Back in 2020 Amon and I started a video series on our stock portfolio. We invested a lump sum of $5000 into the stock market and added another $1200 to the portfolio each month. We used this to show everyday investors how we personally invest in the stock market.
During this series, we got a lot of questions about our investing strategies. And one of the most common questions was - is it a good time to invest right now?
Whether the stock market’s doing well or poorly, people always ask us this question. And our answer always comes down to market timing. So today I’m going to cover market timing, what it is, how it can damage your portfolio and some good alternatives you can use.
What is Market Timing?
Market timing happens when you invest in a stock when you think it’s at its lowest point, and hold onto the investment until you think it’s peaked at the top of the market. Then you wait until the market returns to its lowest point, and you begin investing again. In theory, you keep doing this over and over during the course of your life as an investor.
I say “in theory,” because this is virtually impossible. No one can repeat this consistently over a long period, but of course, many still try. And trust me when I say that they fail terribly.
Let me give you an example of what it looks like when someone tries to time the market. Between 1994 and 2014 the S&P returned 10% annually over that period, yet the average investor only made a 2.4% return. How did this happen? The answer is market timing.
Why Do People Try It?
The fact is that a 10% return just isn’t sexy enough for many investors. They want the fantasy story where they buy Apple stock at a low and make 1000% returns selling at a high. It’s an exciting idea, but it isn’t even close to realistic.
Amon and I both believe in practical, consistent investing where you make 10% returns annually. When you look at investors like us, who don’t time the market, stick to a simple investment plan, and make those 10% returns, we’re doing very well.
And I feel the need to emphasize this because it can be so easy to get caught up in the hype of market timing if you do it for a year and it yields fantastic results. But can you do it every year for 10, 20, 30 years?
The fact is that if you want to retire and live on your investments, you need a consistent portfolio that can sustain you for the rest of your life. To do this with market timing, you need to read the market successfully every year for the rest of your investing life.
The Merrill-Lynch Study on Market Timing
I want to look at another data source that emphasizes the consequences of market timing on investors. It is a study by Merrill-Lynch that tracked the growth of $1,000 investments in the S&P 500 index fund, started at the beginning of 1989, 1999, 2009, and ended in 2018. The study compared portfolios that engaged in market timing, and those that didn’t. But it also looked at the effects of failed market timing.
The study found that by missing out on the biggest surges in the stock market you miss out on huge returns. Basically, when an investor uses market timing and makes the decision to pull out on a supposed high, the market will often keep going higher. This is more common than not, as it’s incredibly difficult to predict a market peak. This study looks at what happens when you miss those “all-time highs” and how it affects your portfolio.
According to the study, a $1000 S&P investment in 1989 that is never touched, will be worth $17,306 in 2018. The same investment in 1999 would have $2985, and the third investment in 2009 would be worth $3530. Now let’s compare that untouched money to market-timed investments.

Data supplied.

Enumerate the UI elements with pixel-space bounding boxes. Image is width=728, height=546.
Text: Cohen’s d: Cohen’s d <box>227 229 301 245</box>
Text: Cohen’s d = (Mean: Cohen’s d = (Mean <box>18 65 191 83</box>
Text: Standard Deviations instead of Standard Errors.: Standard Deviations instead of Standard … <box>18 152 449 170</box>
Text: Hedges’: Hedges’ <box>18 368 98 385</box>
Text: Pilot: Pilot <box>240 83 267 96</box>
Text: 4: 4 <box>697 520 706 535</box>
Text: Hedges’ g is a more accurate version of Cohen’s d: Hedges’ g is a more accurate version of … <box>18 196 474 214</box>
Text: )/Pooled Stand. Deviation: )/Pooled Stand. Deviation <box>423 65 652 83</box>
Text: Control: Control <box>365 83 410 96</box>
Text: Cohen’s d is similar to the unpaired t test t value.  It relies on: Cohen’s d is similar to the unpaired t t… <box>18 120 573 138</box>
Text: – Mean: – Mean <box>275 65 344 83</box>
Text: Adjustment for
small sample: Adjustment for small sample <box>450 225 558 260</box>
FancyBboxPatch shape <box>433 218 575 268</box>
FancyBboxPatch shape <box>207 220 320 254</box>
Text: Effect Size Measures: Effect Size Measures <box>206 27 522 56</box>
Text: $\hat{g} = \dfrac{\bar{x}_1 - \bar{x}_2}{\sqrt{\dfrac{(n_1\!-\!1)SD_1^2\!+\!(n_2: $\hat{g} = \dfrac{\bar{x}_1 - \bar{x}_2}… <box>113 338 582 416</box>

Required actions.
1) Reproduce the passage of the market timing article from "And I feel the" up to and including "20, 30 years?".
2) Answer these questions from the market timing article:
(a) How much was the lump sum first invested in the portfolio series?
(b) What return did the average investor make between 1994 and 2014?
(c) According to the Merrill-Lynch study, what was a $1000 S&P investment made in 1989 and never touched worth in 2018?

Per-task answers.
1)
And I feel the need to emphasize this because it can be so easy to get caught up in the hype of market timing if you do it for a year and it yields fantastic results. But can you do it every year for 10, 20, 30 years?

2)
(a) $5000
(b) 2.4%
(c) $17,306